**AIM OF THE EXERCISE**
Gather all lines with the word "color" in them.

**RECORDS SUPPLIED**
▽

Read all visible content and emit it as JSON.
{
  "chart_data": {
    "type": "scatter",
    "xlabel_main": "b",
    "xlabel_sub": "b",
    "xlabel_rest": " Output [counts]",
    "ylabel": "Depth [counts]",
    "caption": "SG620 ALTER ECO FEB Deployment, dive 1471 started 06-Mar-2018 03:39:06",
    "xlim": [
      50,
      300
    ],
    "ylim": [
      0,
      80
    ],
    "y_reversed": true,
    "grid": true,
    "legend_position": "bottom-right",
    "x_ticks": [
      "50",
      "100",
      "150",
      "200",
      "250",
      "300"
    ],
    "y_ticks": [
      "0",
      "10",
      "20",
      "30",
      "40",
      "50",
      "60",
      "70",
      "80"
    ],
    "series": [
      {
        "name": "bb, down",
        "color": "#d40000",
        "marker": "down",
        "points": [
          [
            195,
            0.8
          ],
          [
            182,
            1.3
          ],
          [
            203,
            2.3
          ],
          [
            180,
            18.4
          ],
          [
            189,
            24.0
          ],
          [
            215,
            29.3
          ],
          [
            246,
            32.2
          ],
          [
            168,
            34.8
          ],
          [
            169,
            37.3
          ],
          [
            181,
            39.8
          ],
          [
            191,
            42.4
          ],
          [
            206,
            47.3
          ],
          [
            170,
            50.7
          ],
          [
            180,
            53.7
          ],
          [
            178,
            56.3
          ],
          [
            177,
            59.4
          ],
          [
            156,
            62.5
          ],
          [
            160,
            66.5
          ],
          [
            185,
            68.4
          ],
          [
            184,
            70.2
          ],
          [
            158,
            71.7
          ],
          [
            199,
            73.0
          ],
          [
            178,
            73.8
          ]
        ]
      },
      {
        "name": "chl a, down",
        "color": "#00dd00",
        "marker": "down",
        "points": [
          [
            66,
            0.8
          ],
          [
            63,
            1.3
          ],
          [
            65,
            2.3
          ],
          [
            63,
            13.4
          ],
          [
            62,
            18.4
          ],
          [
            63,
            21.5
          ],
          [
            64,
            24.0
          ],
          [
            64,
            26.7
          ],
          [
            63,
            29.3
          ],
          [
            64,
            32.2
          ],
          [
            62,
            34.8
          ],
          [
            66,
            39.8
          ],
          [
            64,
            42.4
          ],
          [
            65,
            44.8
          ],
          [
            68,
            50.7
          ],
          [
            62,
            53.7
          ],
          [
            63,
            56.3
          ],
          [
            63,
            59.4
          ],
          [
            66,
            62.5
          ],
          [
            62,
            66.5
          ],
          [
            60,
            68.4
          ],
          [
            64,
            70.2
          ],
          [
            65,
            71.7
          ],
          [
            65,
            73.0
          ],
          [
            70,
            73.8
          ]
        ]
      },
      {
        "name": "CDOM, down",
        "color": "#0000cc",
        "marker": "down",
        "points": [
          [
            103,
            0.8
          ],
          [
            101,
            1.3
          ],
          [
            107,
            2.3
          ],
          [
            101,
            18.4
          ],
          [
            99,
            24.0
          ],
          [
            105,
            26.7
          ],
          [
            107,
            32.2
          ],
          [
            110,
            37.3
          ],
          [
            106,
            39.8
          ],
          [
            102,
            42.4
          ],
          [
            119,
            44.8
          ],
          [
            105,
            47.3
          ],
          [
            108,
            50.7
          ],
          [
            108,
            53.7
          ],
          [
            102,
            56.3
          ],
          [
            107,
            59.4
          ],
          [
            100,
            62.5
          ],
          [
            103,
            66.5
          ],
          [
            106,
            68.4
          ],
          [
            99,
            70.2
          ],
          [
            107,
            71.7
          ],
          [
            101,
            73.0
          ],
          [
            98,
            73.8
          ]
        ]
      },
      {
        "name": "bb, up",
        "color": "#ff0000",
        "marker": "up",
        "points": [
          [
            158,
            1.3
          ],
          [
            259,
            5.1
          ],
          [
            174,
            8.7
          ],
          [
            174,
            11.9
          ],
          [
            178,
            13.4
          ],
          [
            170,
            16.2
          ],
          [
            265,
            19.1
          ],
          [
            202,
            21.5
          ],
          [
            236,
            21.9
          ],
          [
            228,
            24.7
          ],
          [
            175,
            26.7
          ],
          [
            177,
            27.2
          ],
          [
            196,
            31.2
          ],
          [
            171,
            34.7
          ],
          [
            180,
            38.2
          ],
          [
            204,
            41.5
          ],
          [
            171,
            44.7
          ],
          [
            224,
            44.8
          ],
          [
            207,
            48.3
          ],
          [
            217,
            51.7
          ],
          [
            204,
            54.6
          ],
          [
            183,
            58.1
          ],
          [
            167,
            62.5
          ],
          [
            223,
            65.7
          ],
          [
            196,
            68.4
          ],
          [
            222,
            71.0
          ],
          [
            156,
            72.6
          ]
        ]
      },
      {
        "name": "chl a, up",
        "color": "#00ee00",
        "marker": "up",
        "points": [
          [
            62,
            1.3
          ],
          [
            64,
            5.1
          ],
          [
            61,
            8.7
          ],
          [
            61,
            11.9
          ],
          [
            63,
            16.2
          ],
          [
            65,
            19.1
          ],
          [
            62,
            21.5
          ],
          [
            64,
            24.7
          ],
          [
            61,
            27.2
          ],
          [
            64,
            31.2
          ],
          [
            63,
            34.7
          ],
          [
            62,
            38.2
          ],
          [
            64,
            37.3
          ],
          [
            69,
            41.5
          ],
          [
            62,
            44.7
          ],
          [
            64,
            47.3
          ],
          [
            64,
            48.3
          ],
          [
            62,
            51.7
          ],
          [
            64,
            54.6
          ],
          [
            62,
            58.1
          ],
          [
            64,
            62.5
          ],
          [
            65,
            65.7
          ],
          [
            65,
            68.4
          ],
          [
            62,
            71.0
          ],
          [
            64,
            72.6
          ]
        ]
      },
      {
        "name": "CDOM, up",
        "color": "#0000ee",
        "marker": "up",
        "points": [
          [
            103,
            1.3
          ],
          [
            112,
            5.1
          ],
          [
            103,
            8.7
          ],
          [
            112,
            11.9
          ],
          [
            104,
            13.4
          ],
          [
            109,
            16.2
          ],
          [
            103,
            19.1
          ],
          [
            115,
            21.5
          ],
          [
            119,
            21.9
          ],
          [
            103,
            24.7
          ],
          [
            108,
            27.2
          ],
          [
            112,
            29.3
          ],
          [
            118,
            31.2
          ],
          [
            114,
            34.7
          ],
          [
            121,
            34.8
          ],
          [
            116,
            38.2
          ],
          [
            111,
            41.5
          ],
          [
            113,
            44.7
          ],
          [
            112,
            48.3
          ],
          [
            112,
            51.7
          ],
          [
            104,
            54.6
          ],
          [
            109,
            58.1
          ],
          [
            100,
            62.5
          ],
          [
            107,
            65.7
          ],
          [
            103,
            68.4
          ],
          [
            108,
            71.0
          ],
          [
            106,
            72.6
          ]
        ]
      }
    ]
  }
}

△

**EXPECTED ANSWER**
        "color": "#d40000",
        "color": "#00dd00",
        "color": "#0000cc",
        "color": "#ff0000",
        "color": "#00ee00",
        "color": "#0000ee",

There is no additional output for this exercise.